Without the images, output each record below as it stands.

-- start DATASET ROWS --

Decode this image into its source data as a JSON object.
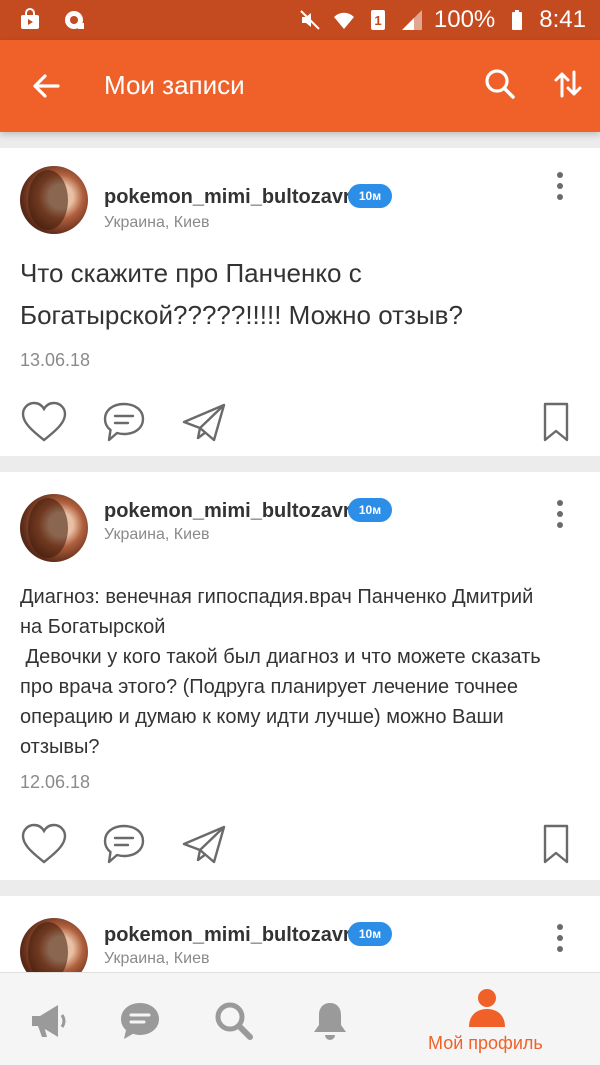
{
  "status_bar": {
    "battery": "100%",
    "time": "8:41"
  },
  "header": {
    "title": "Мои записи"
  },
  "posts": [
    {
      "username": "pokemon_mimi_bultozavr",
      "badge": "10м",
      "location": "Украина, Киев",
      "text_lines": [
        "Что скажите про Панченко с",
        "Богатырской?????!!!!! Можно отзыв?"
      ],
      "date": "13.06.18"
    },
    {
      "username": "pokemon_mimi_bultozavr",
      "badge": "10м",
      "location": "Украина, Киев",
      "text_lines": [
        "Диагноз: венечная гипоспадия.врач Панченко Дмитрий",
        "на Богатырской",
        " Девочки у кого такой был диагноз и что можете сказать",
        "про врача этого? (Подруга планирует лечение точнее",
        "операцию и думаю к кому идти лучше) можно Ваши",
        "отзывы?"
      ],
      "date": "12.06.18"
    },
    {
      "username": "pokemon_mimi_bultozavr",
      "badge": "10м",
      "location": "Украина, Киев"
    }
  ],
  "bottom_nav": {
    "items": [
      {
        "icon": "megaphone-icon"
      },
      {
        "icon": "chat-icon"
      },
      {
        "icon": "search-icon"
      },
      {
        "icon": "bell-icon"
      },
      {
        "icon": "profile-icon",
        "label": "Мой профиль",
        "active": true
      }
    ]
  },
  "colors": {
    "accent": "#f0612a",
    "status_bar": "#c44a20",
    "badge": "#2d8ee8"
  }
}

-- end DATASET ROWS --

OUTPUT OF THE TASK
Decode this image into its source data as a JSON object.
{
  "status_bar": {
    "battery": "100%",
    "time": "8:41"
  },
  "header": {
    "title": "Мои записи"
  },
  "posts": [
    {
      "username": "pokemon_mimi_bultozavr",
      "badge": "10м",
      "location": "Украина, Киев",
      "text_lines": [
        "Что скажите про Панченко с",
        "Богатырской?????!!!!! Можно отзыв?"
      ],
      "date": "13.06.18"
    },
    {
      "username": "pokemon_mimi_bultozavr",
      "badge": "10м",
      "location": "Украина, Киев",
      "text_lines": [
        "Диагноз: венечная гипоспадия.врач Панченко Дмитрий",
        "на Богатырской",
        " Девочки у кого такой был диагноз и что можете сказать",
        "про врача этого? (Подруга планирует лечение точнее",
        "операцию и думаю к кому идти лучше) можно Ваши",
        "отзывы?"
      ],
      "date": "12.06.18"
    },
    {
      "username": "pokemon_mimi_bultozavr",
      "badge": "10м",
      "location": "Украина, Киев"
    }
  ],
  "bottom_nav": {
    "items": [
      {
        "icon": "megaphone-icon"
      },
      {
        "icon": "chat-icon"
      },
      {
        "icon": "search-icon"
      },
      {
        "icon": "bell-icon"
      },
      {
        "icon": "profile-icon",
        "label": "Мой профиль",
        "active": true
      }
    ]
  },
  "colors": {
    "accent": "#f0612a",
    "status_bar": "#c44a20",
    "badge": "#2d8ee8"
  }
}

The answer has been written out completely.